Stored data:
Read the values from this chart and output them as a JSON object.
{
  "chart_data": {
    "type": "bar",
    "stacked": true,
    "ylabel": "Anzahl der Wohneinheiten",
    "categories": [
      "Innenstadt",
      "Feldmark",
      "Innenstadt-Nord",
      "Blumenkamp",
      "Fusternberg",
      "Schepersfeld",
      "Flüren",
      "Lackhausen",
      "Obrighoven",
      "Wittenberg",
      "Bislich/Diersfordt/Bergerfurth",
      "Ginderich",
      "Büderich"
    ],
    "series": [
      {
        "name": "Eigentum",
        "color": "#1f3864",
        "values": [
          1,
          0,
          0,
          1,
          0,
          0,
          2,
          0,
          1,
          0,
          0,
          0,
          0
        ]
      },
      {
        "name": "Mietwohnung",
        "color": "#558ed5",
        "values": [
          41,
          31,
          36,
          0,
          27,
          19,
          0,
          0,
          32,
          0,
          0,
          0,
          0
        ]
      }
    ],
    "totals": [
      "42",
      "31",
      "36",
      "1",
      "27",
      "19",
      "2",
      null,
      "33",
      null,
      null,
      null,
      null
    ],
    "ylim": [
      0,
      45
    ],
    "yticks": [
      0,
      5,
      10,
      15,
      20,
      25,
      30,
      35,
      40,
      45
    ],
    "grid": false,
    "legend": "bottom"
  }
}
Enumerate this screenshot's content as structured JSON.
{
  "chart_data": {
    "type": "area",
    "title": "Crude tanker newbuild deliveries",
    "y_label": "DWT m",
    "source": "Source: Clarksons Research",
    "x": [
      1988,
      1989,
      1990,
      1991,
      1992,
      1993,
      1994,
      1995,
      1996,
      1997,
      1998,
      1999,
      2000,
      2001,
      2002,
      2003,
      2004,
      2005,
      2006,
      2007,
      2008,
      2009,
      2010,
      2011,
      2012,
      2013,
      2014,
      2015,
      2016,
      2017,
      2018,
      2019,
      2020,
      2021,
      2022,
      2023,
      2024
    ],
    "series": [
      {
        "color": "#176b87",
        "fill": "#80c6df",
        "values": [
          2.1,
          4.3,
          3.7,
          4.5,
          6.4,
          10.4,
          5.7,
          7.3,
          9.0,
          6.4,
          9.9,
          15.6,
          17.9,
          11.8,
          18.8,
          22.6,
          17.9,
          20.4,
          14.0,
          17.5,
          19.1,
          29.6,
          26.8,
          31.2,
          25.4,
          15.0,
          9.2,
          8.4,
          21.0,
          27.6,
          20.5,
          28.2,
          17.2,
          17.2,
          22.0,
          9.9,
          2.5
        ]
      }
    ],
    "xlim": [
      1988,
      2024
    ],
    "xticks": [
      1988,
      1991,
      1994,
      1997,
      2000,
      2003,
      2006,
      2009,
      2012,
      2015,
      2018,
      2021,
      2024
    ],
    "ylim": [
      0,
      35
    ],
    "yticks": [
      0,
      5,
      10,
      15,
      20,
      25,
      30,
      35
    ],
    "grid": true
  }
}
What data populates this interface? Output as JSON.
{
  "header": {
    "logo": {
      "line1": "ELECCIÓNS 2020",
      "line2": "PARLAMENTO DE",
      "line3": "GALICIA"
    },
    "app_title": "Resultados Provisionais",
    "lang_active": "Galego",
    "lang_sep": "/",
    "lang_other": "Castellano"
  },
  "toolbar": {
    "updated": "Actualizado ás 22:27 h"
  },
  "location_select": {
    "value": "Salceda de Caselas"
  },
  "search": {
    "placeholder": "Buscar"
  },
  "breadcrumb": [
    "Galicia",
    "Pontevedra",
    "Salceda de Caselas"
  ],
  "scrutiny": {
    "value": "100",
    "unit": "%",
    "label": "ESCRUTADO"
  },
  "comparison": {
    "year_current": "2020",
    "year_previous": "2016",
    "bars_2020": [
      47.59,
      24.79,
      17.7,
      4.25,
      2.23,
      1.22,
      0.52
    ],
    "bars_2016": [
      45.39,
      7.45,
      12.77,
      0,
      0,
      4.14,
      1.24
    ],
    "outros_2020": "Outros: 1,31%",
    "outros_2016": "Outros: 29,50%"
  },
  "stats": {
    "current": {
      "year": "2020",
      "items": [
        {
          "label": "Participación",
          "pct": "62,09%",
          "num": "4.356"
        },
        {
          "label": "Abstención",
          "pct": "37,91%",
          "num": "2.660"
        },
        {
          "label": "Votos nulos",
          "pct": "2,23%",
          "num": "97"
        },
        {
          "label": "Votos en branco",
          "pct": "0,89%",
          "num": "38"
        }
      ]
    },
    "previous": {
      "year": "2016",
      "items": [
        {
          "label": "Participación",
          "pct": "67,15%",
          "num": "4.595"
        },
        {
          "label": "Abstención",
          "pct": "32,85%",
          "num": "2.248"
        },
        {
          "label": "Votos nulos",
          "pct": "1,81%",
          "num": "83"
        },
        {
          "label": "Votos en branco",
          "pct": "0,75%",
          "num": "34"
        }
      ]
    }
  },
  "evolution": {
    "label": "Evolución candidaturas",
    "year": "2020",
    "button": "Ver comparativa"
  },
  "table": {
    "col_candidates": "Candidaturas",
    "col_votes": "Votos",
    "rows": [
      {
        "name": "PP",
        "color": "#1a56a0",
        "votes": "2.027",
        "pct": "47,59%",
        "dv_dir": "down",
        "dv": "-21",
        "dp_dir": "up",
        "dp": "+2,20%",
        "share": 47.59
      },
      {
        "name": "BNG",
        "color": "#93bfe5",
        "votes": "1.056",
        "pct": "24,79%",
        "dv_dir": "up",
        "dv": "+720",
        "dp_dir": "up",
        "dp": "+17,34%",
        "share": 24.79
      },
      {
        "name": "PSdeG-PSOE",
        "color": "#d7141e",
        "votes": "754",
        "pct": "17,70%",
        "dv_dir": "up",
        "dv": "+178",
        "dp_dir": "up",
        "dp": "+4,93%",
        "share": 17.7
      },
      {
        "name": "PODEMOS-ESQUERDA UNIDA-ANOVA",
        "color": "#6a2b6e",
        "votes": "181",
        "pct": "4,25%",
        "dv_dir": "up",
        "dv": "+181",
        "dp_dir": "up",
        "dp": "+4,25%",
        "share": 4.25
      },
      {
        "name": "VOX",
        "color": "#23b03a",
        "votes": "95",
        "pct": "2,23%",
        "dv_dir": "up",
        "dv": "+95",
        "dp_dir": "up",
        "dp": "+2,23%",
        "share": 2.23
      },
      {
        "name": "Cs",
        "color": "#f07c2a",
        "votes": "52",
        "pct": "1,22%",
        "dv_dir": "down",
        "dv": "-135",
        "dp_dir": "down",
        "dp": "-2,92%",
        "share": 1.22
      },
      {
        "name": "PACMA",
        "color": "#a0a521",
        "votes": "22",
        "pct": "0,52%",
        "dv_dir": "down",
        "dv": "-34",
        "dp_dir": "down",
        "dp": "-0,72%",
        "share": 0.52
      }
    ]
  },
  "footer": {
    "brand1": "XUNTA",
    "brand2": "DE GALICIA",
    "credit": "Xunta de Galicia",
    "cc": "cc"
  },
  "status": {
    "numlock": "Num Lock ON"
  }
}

▸ **Your goal**
Extract the full set of entries word for word.

▸ **Response to the task**
Read the values from this chart and output them as a JSON object.
{
  "chart_data": {
    "type": "bar",
    "stacked": true,
    "ylabel": "Anzahl der Wohneinheiten",
    "categories": [
      "Innenstadt",
      "Feldmark",
      "Innenstadt-Nord",
      "Blumenkamp",
      "Fusternberg",
      "Schepersfeld",
      "Flüren",
      "Lackhausen",
      "Obrighoven",
      "Wittenberg",
      "Bislich/Diersfordt/Bergerfurth",
      "Ginderich",
      "Büderich"
    ],
    "series": [
      {
        "name": "Eigentum",
        "color": "#1f3864",
        "values": [
          1,
          0,
          0,
          1,
          0,
          0,
          2,
          0,
          1,
          0,
          0,
          0,
          0
        ]
      },
      {
        "name": "Mietwohnung",
        "color": "#558ed5",
        "values": [
          41,
          31,
          36,
          0,
          27,
          19,
          0,
          0,
          32,
          0,
          0,
          0,
          0
        ]
      }
    ],
    "totals": [
      "42",
      "31",
      "36",
      "1",
      "27",
      "19",
      "2",
      null,
      "33",
      null,
      null,
      null,
      null
    ],
    "ylim": [
      0,
      45
    ],
    "yticks": [
      0,
      5,
      10,
      15,
      20,
      25,
      30,
      35,
      40,
      45
    ],
    "grid": false,
    "legend": "bottom"
  }
}
Enumerate this screenshot's content as structured JSON.
{
  "chart_data": {
    "type": "area",
    "title": "Crude tanker newbuild deliveries",
    "y_label": "DWT m",
    "source": "Source: Clarksons Research",
    "x": [
      1988,
      1989,
      1990,
      1991,
      1992,
      1993,
      1994,
      1995,
      1996,
      1997,
      1998,
      1999,
      2000,
      2001,
      2002,
      2003,
      2004,
      2005,
      2006,
      2007,
      2008,
      2009,
      2010,
      2011,
      2012,
      2013,
      2014,
      2015,
      2016,
      2017,
      2018,
      2019,
      2020,
      2021,
      2022,
      2023,
      2024
    ],
    "series": [
      {
        "color": "#176b87",
        "fill": "#80c6df",
        "values": [
          2.1,
          4.3,
          3.7,
          4.5,
          6.4,
          10.4,
          5.7,
          7.3,
          9.0,
          6.4,
          9.9,
          15.6,
          17.9,
          11.8,
          18.8,
          22.6,
          17.9,
          20.4,
          14.0,
          17.5,
          19.1,
          29.6,
          26.8,
          31.2,
          25.4,
          15.0,
          9.2,
          8.4,
          21.0,
          27.6,
          20.5,
          28.2,
          17.2,
          17.2,
          22.0,
          9.9,
          2.5
        ]
      }
    ],
    "xlim": [
      1988,
      2024
    ],
    "xticks": [
      1988,
      1991,
      1994,
      1997,
      2000,
      2003,
      2006,
      2009,
      2012,
      2015,
      2018,
      2021,
      2024
    ],
    "ylim": [
      0,
      35
    ],
    "yticks": [
      0,
      5,
      10,
      15,
      20,
      25,
      30,
      35
    ],
    "grid": true
  }
}
What data populates this interface? Output as JSON.
{
  "header": {
    "logo": {
      "line1": "ELECCIÓNS 2020",
      "line2": "PARLAMENTO DE",
      "line3": "GALICIA"
    },
    "app_title": "Resultados Provisionais",
    "lang_active": "Galego",
    "lang_sep": "/",
    "lang_other": "Castellano"
  },
  "toolbar": {
    "updated": "Actualizado ás 22:27 h"
  },
  "location_select": {
    "value": "Salceda de Caselas"
  },
  "search": {
    "placeholder": "Buscar"
  },
  "breadcrumb": [
    "Galicia",
    "Pontevedra",
    "Salceda de Caselas"
  ],
  "scrutiny": {
    "value": "100",
    "unit": "%",
    "label": "ESCRUTADO"
  },
  "comparison": {
    "year_current": "2020",
    "year_previous": "2016",
    "bars_2020": [
      47.59,
      24.79,
      17.7,
      4.25,
      2.23,
      1.22,
      0.52
    ],
    "bars_2016": [
      45.39,
      7.45,
      12.77,
      0,
      0,
      4.14,
      1.24
    ],
    "outros_2020": "Outros: 1,31%",
    "outros_2016": "Outros: 29,50%"
  },
  "stats": {
    "current": {
      "year": "2020",
      "items": [
        {
          "label": "Participación",
          "pct": "62,09%",
          "num": "4.356"
        },
        {
          "label": "Abstención",
          "pct": "37,91%",
          "num": "2.660"
        },
        {
          "label": "Votos nulos",
          "pct": "2,23%",
          "num": "97"
        },
        {
          "label": "Votos en branco",
          "pct": "0,89%",
          "num": "38"
        }
      ]
    },
    "previous": {
      "year": "2016",
      "items": [
        {
          "label": "Participación",
          "pct": "67,15%",
          "num": "4.595"
        },
        {
          "label": "Abstención",
          "pct": "32,85%",
          "num": "2.248"
        },
        {
          "label": "Votos nulos",
          "pct": "1,81%",
          "num": "83"
        },
        {
          "label": "Votos en branco",
          "pct": "0,75%",
          "num": "34"
        }
      ]
    }
  },
  "evolution": {
    "label": "Evolución candidaturas",
    "year": "2020",
    "button": "Ver comparativa"
  },
  "table": {
    "col_candidates": "Candidaturas",
    "col_votes": "Votos",
    "rows": [
      {
        "name": "PP",
        "color": "#1a56a0",
        "votes": "2.027",
        "pct": "47,59%",
        "dv_dir": "down",
        "dv": "-21",
        "dp_dir": "up",
        "dp": "+2,20%",
        "share": 47.59
      },
      {
        "name": "BNG",
        "color": "#93bfe5",
        "votes": "1.056",
        "pct": "24,79%",
        "dv_dir": "up",
        "dv": "+720",
        "dp_dir": "up",
        "dp": "+17,34%",
        "share": 24.79
      },
      {
        "name": "PSdeG-PSOE",
        "color": "#d7141e",
        "votes": "754",
        "pct": "17,70%",
        "dv_dir": "up",
        "dv": "+178",
        "dp_dir": "up",
        "dp": "+4,93%",
        "share": 17.7
      },
      {
        "name": "PODEMOS-ESQUERDA UNIDA-ANOVA",
        "color": "#6a2b6e",
        "votes": "181",
        "pct": "4,25%",
        "dv_dir": "up",
        "dv": "+181",
        "dp_dir": "up",
        "dp": "+4,25%",
        "share": 4.25
      },
      {
        "name": "VOX",
        "color": "#23b03a",
        "votes": "95",
        "pct": "2,23%",
        "dv_dir": "up",
        "dv": "+95",
        "dp_dir": "up",
        "dp": "+2,23%",
        "share": 2.23
      },
      {
        "name": "Cs",
        "color": "#f07c2a",
        "votes": "52",
        "pct": "1,22%",
        "dv_dir": "down",
        "dv": "-135",
        "dp_dir": "down",
        "dp": "-2,92%",
        "share": 1.22
      },
      {
        "name": "PACMA",
        "color": "#a0a521",
        "votes": "22",
        "pct": "0,52%",
        "dv_dir": "down",
        "dv": "-34",
        "dp_dir": "down",
        "dp": "-0,72%",
        "share": 0.52
      }
    ]
  },
  "footer": {
    "brand1": "XUNTA",
    "brand2": "DE GALICIA",
    "credit": "Xunta de Galicia",
    "cc": "cc"
  },
  "status": {
    "numlock": "Num Lock ON"
  }
}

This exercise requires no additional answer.